**Set problem**: Could you recast the lines from the one containing "layer-name: Made You" up to and including the one containing "560, 777, 583]" as a Markdown table with the columns No. and Line, leaving out any blank lines?

[Stored items from a collection]
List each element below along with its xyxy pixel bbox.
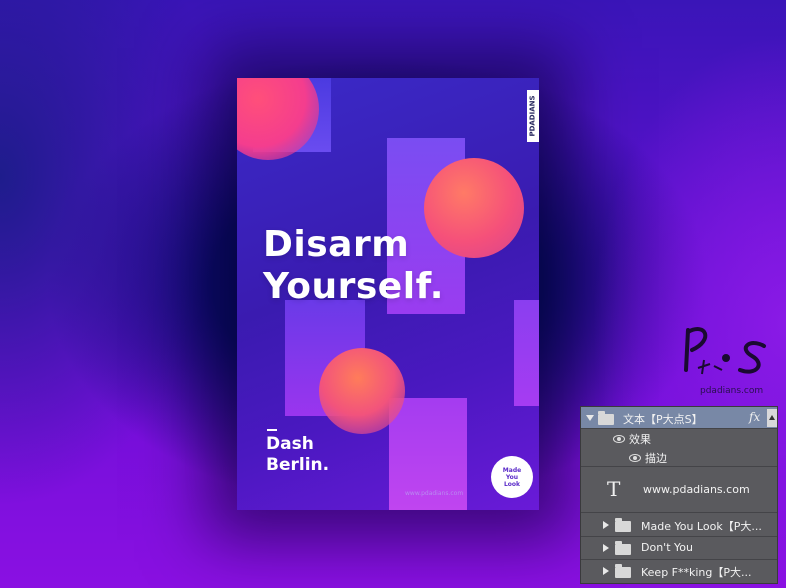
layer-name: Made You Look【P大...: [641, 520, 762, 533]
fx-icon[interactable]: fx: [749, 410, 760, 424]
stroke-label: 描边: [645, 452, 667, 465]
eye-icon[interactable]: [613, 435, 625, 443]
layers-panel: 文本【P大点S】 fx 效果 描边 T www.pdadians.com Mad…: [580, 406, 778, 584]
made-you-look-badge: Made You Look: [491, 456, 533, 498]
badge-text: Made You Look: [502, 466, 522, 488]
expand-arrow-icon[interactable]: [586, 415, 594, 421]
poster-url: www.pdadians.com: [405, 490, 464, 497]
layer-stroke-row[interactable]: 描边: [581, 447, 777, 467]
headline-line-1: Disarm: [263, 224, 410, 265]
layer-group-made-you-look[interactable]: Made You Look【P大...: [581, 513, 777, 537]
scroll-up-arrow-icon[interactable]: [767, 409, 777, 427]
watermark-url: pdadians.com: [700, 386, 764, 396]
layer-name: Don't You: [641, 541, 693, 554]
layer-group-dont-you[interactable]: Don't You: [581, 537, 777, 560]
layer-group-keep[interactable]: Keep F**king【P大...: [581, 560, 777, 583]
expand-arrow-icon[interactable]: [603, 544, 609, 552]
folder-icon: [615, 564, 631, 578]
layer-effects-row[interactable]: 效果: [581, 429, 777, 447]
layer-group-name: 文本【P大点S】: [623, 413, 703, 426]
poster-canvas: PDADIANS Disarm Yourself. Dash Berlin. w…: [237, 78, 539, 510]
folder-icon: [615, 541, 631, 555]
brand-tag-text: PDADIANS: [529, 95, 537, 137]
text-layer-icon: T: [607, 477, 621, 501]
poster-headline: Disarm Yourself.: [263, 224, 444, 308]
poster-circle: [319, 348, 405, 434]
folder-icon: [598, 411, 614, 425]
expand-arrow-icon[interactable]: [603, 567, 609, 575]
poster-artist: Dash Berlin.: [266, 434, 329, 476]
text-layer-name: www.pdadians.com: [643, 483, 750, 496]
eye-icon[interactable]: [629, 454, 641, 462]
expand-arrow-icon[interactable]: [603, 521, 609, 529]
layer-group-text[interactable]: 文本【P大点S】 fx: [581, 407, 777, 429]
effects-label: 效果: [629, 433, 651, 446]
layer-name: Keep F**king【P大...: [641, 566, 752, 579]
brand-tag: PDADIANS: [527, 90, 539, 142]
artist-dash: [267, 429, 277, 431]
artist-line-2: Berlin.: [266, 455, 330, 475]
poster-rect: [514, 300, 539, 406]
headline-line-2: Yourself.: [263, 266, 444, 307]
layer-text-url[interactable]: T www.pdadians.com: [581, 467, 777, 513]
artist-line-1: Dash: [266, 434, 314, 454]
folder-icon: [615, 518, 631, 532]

**Solution to the problem**:
| No. | Line |
|---|---|
| 1 | layer-name: Made You Look【P大...: [641, 520, 762, 533] |
| 2 | fx-icon[interactable]: fx: [749, 410, 760, 424] |
| 3 | stroke-label: 描边: [645, 452, 667, 465] |
| 4 | eye-icon[interactable]: [613, 435, 625, 443] |
| 5 | layers-panel: 文本【P大点S】 fx 效果 描边 T www.pdadians.com Mad…: [580, 406, 778, 584] |
| 6 | made-you-look-badge: Made You Look: [491, 456, 533, 498] |
| 7 | badge-text: Made You Look: [502, 466, 522, 488] |
| 8 | expand-arrow-icon[interactable]: [586, 415, 594, 421] |
| 9 | poster-url: www.pdadians.com: [405, 490, 464, 497] |
| 10 | layer-stroke-row[interactable]: 描边: [581, 447, 777, 467] |
| 11 | headline-line-1: Disarm: [263, 224, 410, 265] |
| 12 | layer-group-made-you-look[interactable]: Made You Look【P大...: [581, 513, 777, 537] |
| 13 | scroll-up-arrow-icon[interactable]: [767, 409, 777, 427] |
| 14 | watermark-url: pdadians.com: [700, 386, 764, 396] |
| 15 | layer-name: Don't You: [641, 541, 693, 554] |
| 16 | layer-group-dont-you[interactable]: Don't You: [581, 537, 777, 560] |
| 17 | layer-group-keep[interactable]: Keep F**king【P大...: [581, 560, 777, 583] |